## Begin Stored rows

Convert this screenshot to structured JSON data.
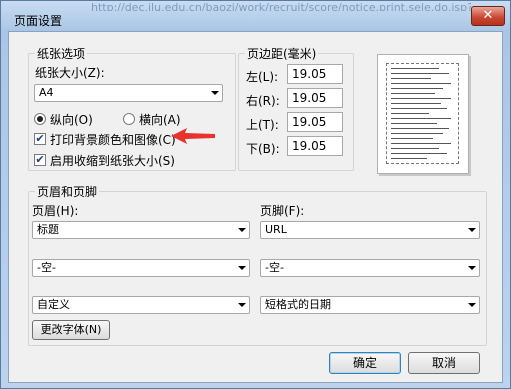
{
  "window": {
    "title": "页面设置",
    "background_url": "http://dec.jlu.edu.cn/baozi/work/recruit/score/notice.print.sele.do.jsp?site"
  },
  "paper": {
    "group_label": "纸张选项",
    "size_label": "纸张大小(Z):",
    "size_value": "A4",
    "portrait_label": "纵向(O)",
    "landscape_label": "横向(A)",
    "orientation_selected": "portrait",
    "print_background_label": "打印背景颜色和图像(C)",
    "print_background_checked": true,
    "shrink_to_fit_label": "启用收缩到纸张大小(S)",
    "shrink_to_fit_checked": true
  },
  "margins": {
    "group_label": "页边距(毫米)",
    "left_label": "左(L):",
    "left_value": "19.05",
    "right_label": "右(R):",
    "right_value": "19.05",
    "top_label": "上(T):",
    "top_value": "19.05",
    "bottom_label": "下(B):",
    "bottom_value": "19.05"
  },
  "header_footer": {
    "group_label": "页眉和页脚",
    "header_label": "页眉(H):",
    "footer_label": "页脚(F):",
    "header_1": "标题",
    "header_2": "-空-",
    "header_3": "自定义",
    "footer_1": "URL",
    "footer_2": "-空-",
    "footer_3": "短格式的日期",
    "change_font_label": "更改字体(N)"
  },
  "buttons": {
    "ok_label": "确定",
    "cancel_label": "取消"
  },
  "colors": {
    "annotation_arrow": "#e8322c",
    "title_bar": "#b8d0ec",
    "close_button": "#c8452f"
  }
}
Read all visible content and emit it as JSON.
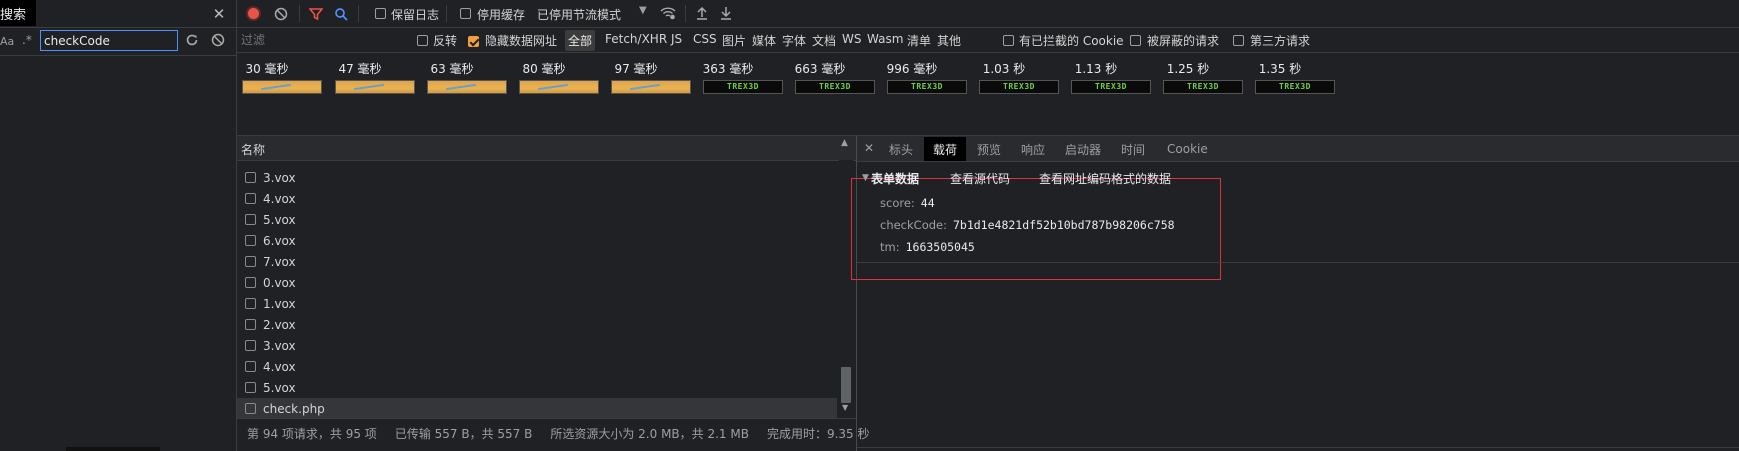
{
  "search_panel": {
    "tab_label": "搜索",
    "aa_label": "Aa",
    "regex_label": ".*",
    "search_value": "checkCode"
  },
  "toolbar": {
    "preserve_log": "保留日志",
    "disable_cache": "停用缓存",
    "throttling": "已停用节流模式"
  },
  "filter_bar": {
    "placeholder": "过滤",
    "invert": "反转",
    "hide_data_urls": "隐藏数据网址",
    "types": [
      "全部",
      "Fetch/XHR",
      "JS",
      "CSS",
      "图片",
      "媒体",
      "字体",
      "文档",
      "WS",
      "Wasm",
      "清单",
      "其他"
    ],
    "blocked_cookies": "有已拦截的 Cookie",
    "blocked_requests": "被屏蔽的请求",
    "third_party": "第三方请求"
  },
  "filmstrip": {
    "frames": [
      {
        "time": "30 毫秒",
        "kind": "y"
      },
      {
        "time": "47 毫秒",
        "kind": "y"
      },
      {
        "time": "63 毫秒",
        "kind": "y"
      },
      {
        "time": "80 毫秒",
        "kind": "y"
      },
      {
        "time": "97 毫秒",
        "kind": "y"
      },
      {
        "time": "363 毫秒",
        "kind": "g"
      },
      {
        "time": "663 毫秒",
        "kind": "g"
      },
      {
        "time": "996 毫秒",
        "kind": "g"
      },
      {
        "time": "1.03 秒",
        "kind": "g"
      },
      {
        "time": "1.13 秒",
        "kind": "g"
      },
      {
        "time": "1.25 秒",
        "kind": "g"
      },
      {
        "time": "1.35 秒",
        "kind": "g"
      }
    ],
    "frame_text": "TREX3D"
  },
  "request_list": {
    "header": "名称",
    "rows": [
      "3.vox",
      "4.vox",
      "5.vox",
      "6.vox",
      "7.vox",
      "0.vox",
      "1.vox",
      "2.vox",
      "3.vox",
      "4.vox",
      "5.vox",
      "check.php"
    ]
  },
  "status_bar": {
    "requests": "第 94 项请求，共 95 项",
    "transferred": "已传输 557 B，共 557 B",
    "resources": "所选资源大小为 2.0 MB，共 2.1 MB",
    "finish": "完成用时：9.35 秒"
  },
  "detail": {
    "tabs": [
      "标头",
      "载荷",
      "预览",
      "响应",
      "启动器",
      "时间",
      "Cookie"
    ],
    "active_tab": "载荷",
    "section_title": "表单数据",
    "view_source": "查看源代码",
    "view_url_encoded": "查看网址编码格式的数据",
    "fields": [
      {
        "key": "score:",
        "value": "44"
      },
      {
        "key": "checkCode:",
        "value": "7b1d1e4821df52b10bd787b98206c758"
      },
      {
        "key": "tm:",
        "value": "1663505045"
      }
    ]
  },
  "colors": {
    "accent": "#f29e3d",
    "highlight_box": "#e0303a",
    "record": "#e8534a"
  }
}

## End Stored rows

Problem details :: Excluding the pictures, reproduce every entry exactly as given.

The output ::
Convert this screenshot to structured JSON data.
{
  "window": {
    "title": "页面设置",
    "background_url": "http://dec.jlu.edu.cn/baozi/work/recruit/score/notice.print.sele.do.jsp?site"
  },
  "paper": {
    "group_label": "纸张选项",
    "size_label": "纸张大小(Z):",
    "size_value": "A4",
    "portrait_label": "纵向(O)",
    "landscape_label": "横向(A)",
    "orientation_selected": "portrait",
    "print_background_label": "打印背景颜色和图像(C)",
    "print_background_checked": true,
    "shrink_to_fit_label": "启用收缩到纸张大小(S)",
    "shrink_to_fit_checked": true
  },
  "margins": {
    "group_label": "页边距(毫米)",
    "left_label": "左(L):",
    "left_value": "19.05",
    "right_label": "右(R):",
    "right_value": "19.05",
    "top_label": "上(T):",
    "top_value": "19.05",
    "bottom_label": "下(B):",
    "bottom_value": "19.05"
  },
  "header_footer": {
    "group_label": "页眉和页脚",
    "header_label": "页眉(H):",
    "footer_label": "页脚(F):",
    "header_1": "标题",
    "header_2": "-空-",
    "header_3": "自定义",
    "footer_1": "URL",
    "footer_2": "-空-",
    "footer_3": "短格式的日期",
    "change_font_label": "更改字体(N)"
  },
  "buttons": {
    "ok_label": "确定",
    "cancel_label": "取消"
  },
  "colors": {
    "annotation_arrow": "#e8322c",
    "title_bar": "#b8d0ec",
    "close_button": "#c8452f"
  }
}
Read all visible content and emit it as JSON.
{
  "search_panel": {
    "tab_label": "搜索",
    "aa_label": "Aa",
    "regex_label": ".*",
    "search_value": "checkCode"
  },
  "toolbar": {
    "preserve_log": "保留日志",
    "disable_cache": "停用缓存",
    "throttling": "已停用节流模式"
  },
  "filter_bar": {
    "placeholder": "过滤",
    "invert": "反转",
    "hide_data_urls": "隐藏数据网址",
    "types": [
      "全部",
      "Fetch/XHR",
      "JS",
      "CSS",
      "图片",
      "媒体",
      "字体",
      "文档",
      "WS",
      "Wasm",
      "清单",
      "其他"
    ],
    "blocked_cookies": "有已拦截的 Cookie",
    "blocked_requests": "被屏蔽的请求",
    "third_party": "第三方请求"
  },
  "filmstrip": {
    "frames": [
      {
        "time": "30 毫秒",
        "kind": "y"
      },
      {
        "time": "47 毫秒",
        "kind": "y"
      },
      {
        "time": "63 毫秒",
        "kind": "y"
      },
      {
        "time": "80 毫秒",
        "kind": "y"
      },
      {
        "time": "97 毫秒",
        "kind": "y"
      },
      {
        "time": "363 毫秒",
        "kind": "g"
      },
      {
        "time": "663 毫秒",
        "kind": "g"
      },
      {
        "time": "996 毫秒",
        "kind": "g"
      },
      {
        "time": "1.03 秒",
        "kind": "g"
      },
      {
        "time": "1.13 秒",
        "kind": "g"
      },
      {
        "time": "1.25 秒",
        "kind": "g"
      },
      {
        "time": "1.35 秒",
        "kind": "g"
      }
    ],
    "frame_text": "TREX3D"
  },
  "request_list": {
    "header": "名称",
    "rows": [
      "3.vox",
      "4.vox",
      "5.vox",
      "6.vox",
      "7.vox",
      "0.vox",
      "1.vox",
      "2.vox",
      "3.vox",
      "4.vox",
      "5.vox",
      "check.php"
    ]
  },
  "status_bar": {
    "requests": "第 94 项请求，共 95 项",
    "transferred": "已传输 557 B，共 557 B",
    "resources": "所选资源大小为 2.0 MB，共 2.1 MB",
    "finish": "完成用时：9.35 秒"
  },
  "detail": {
    "tabs": [
      "标头",
      "载荷",
      "预览",
      "响应",
      "启动器",
      "时间",
      "Cookie"
    ],
    "active_tab": "载荷",
    "section_title": "表单数据",
    "view_source": "查看源代码",
    "view_url_encoded": "查看网址编码格式的数据",
    "fields": [
      {
        "key": "score:",
        "value": "44"
      },
      {
        "key": "checkCode:",
        "value": "7b1d1e4821df52b10bd787b98206c758"
      },
      {
        "key": "tm:",
        "value": "1663505045"
      }
    ]
  },
  "colors": {
    "accent": "#f29e3d",
    "highlight_box": "#e0303a",
    "record": "#e8534a"
  }
}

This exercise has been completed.